◆ EXERCISE TASK
Reproduce the records below in full and exactly, without their images.

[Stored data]
____________
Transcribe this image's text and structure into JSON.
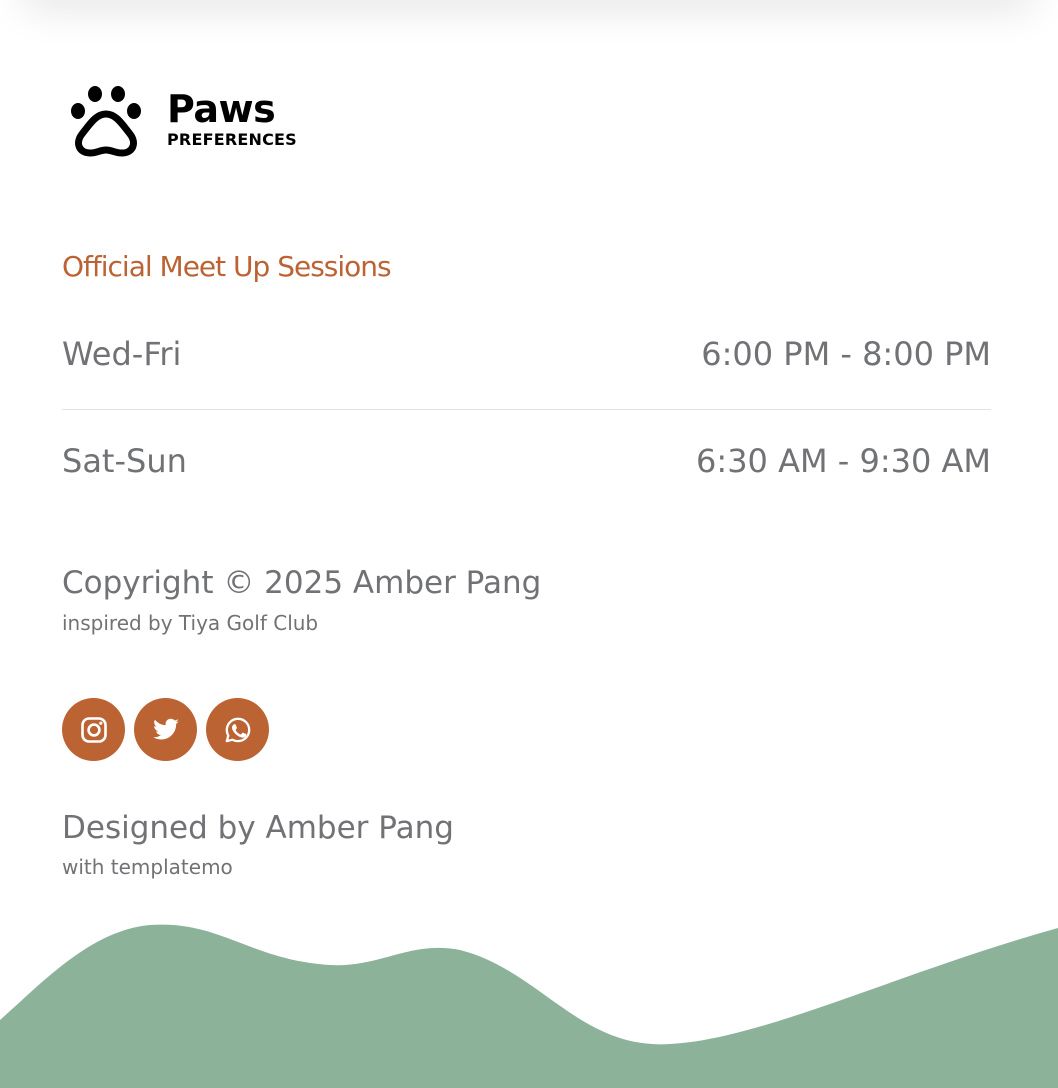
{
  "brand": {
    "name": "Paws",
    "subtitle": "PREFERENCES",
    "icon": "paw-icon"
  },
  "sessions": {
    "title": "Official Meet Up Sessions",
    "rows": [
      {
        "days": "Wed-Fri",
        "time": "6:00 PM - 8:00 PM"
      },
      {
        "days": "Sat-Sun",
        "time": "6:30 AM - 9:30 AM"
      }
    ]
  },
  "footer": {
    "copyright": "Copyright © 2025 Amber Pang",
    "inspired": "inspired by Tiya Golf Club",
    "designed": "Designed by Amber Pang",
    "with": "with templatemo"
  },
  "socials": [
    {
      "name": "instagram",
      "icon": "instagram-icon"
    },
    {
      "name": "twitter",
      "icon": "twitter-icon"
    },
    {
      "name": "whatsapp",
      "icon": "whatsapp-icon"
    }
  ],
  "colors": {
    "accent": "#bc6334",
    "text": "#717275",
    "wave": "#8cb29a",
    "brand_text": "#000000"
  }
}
____________
◆ RESULT FOR THIS TASK
Transcribe this image's text and structure into JSON.
{
  "brand": {
    "name": "Paws",
    "subtitle": "PREFERENCES",
    "icon": "paw-icon"
  },
  "sessions": {
    "title": "Official Meet Up Sessions",
    "rows": [
      {
        "days": "Wed-Fri",
        "time": "6:00 PM - 8:00 PM"
      },
      {
        "days": "Sat-Sun",
        "time": "6:30 AM - 9:30 AM"
      }
    ]
  },
  "footer": {
    "copyright": "Copyright © 2025 Amber Pang",
    "inspired": "inspired by Tiya Golf Club",
    "designed": "Designed by Amber Pang",
    "with": "with templatemo"
  },
  "socials": [
    {
      "name": "instagram",
      "icon": "instagram-icon"
    },
    {
      "name": "twitter",
      "icon": "twitter-icon"
    },
    {
      "name": "whatsapp",
      "icon": "whatsapp-icon"
    }
  ],
  "colors": {
    "accent": "#bc6334",
    "text": "#717275",
    "wave": "#8cb29a",
    "brand_text": "#000000"
  }
}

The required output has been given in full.